--- begin Text extract ---
On Mon, Oct 15, 2012 at 3:54 PM, Ralf Mardorf
<ralf.mardorf@alice-dsl.net> wrote:
> On Mon, 2012-10-15 at 13:51 -0400, Wally Lepore wrote:
>> Hi Lisi, Brian, Lee, Joe, Neal, Dom, and Ralf, [snip]
>
> Since you've got knowledge about computers, it will be easy for you to
> switch to Linux. You should take a look at "shell globbing" and take a
> look at some beginners guide for "shell scripts". To handle Debian
> packages by a GUI I recommend to use Synaptic.
>
> There are three easy to remember shell commands that are very helpful:
>
> top
> killall -9 NAME_OF_AN_APPLICATION
> hwinfo
>
> Instead of top there are derivatives of top you might prefer and instead
> of hwinfo there are different other useful commands, but IMO top and
> hwinfo are very helpful for a beginner, I'm still using them today.
> killall -9, perhaps with some additional switches is a command that's
> important for every user.
>
> Assumed something wicked does happen, run top, it might show you what
> happens. If there for example is a process busy, can't be stopped
> anymore, a killall -9 NAME most of the times will finish it.
>
> hwinfo gives information about hardware.
>
> You also should take a look at "common linux shortcuts" some are equal
> to Windows others are for Linux only.
--- end Text extract ---
### [Stated task 1]
Print the stretch of the records from their first line through the line that contains "meeting-link[interactable]: alle 110", with both ends included.
### [Stated task 2]
Continue the email about switching to Linux from the point where it stops.
The records have no connection to the email about switching to Linux.
--- begin Source records ---
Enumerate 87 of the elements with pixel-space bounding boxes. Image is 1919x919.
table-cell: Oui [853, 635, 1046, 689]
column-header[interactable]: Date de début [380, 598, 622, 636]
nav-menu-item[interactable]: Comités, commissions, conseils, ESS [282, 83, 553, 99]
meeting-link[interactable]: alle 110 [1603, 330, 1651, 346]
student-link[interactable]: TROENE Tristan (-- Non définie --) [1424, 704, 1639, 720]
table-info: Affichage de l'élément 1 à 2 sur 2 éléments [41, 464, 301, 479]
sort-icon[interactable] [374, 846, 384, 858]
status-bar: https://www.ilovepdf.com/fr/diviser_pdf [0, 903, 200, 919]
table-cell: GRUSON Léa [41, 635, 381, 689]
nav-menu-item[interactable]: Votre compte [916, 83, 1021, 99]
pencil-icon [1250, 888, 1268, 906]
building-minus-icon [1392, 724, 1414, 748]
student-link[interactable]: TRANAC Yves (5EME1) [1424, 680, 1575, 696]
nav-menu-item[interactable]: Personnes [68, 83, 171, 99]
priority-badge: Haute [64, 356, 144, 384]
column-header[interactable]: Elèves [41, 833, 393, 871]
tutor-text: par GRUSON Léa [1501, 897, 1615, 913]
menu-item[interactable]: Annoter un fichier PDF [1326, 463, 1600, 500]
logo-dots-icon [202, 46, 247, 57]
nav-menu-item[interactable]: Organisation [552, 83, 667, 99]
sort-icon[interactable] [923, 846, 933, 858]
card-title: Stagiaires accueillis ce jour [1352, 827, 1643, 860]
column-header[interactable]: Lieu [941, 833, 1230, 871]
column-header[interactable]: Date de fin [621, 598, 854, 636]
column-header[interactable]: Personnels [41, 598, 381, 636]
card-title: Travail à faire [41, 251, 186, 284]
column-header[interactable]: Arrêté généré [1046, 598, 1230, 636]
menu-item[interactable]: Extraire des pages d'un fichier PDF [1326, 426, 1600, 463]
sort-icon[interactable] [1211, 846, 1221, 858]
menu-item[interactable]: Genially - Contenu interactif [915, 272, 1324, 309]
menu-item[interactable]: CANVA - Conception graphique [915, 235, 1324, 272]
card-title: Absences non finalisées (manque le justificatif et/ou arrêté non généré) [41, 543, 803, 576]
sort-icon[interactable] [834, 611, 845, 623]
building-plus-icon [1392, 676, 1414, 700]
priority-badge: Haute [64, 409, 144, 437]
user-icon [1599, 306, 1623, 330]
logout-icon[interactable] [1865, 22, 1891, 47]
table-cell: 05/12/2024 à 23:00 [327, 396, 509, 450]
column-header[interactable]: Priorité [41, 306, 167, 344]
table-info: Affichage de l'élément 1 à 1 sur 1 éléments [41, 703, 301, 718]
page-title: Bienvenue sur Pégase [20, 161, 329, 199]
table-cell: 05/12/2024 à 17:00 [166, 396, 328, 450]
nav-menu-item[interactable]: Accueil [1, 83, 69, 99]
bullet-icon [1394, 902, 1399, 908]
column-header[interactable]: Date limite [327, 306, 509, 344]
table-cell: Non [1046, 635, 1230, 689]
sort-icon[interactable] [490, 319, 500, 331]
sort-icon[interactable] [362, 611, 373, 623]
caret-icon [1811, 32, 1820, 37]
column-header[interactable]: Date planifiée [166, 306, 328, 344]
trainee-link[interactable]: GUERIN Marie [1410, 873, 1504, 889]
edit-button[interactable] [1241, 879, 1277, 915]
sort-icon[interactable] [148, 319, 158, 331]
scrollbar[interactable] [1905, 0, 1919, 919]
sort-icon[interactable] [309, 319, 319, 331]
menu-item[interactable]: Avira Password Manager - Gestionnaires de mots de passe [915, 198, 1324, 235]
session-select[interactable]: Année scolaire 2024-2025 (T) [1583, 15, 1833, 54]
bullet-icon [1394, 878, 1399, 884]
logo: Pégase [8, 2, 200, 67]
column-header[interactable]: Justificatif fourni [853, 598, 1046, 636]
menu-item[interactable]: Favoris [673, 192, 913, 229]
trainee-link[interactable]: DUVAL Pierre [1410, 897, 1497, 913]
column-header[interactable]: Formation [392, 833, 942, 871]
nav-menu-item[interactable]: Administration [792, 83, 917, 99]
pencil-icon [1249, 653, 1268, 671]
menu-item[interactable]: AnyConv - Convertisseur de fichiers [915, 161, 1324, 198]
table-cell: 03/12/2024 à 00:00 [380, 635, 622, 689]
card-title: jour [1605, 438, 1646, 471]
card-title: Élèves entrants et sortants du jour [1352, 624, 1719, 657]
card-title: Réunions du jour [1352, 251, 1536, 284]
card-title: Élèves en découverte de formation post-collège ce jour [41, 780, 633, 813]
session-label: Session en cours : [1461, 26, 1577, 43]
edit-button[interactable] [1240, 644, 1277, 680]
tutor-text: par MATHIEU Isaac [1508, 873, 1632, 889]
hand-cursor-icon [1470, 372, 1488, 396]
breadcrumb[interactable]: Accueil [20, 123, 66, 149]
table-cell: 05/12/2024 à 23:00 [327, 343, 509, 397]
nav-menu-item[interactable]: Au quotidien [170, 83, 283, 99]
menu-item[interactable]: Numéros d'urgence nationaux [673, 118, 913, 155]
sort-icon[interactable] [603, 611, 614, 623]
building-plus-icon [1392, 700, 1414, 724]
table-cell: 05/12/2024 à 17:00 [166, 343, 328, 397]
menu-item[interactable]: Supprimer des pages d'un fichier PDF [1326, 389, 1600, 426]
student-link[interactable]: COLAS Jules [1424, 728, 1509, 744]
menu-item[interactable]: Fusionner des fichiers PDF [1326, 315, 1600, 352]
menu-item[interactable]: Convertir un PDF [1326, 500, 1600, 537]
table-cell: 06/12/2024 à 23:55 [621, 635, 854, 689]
--- end Source records ---
### [Answer 1]
Enumerate 87 of the elements with pixel-space bounding boxes. Image is 1919x919.
table-cell: Oui [853, 635, 1046, 689]
column-header[interactable]: Date de début [380, 598, 622, 636]
nav-menu-item[interactable]: Comités, commissions, conseils, ESS [282, 83, 553, 99]
meeting-link[interactable]: alle 110 [1603, 330, 1651, 346]

### [Answer 2]
>
> COMMAND_NAME -h or --help
>
> and
>
> man COMMAND_NAME
>
> does show information, but can be cryptic for beginners. Getting good
> results for Internet investigations and understanding --help and
> man(pages) given time will become easy for you too.
>
> You should find an editor you like, that can be used without a GUI. IMO
> the easiest editor is mcedit, I was a vi(m) user in the past, but
> switched to mcedit a while ago.
Hi Ralf,

That was very useful. Thank you very much. But I'm still stuck on
where to start. Are you saying that all these commands are used
strictly in "Terminal"?

Also, I'm still searching for how to log in as 'root' to fix my GRUB
menu boot. Grub is not recognizing my windows 2000 drive in a
dual-boot configuration set-up.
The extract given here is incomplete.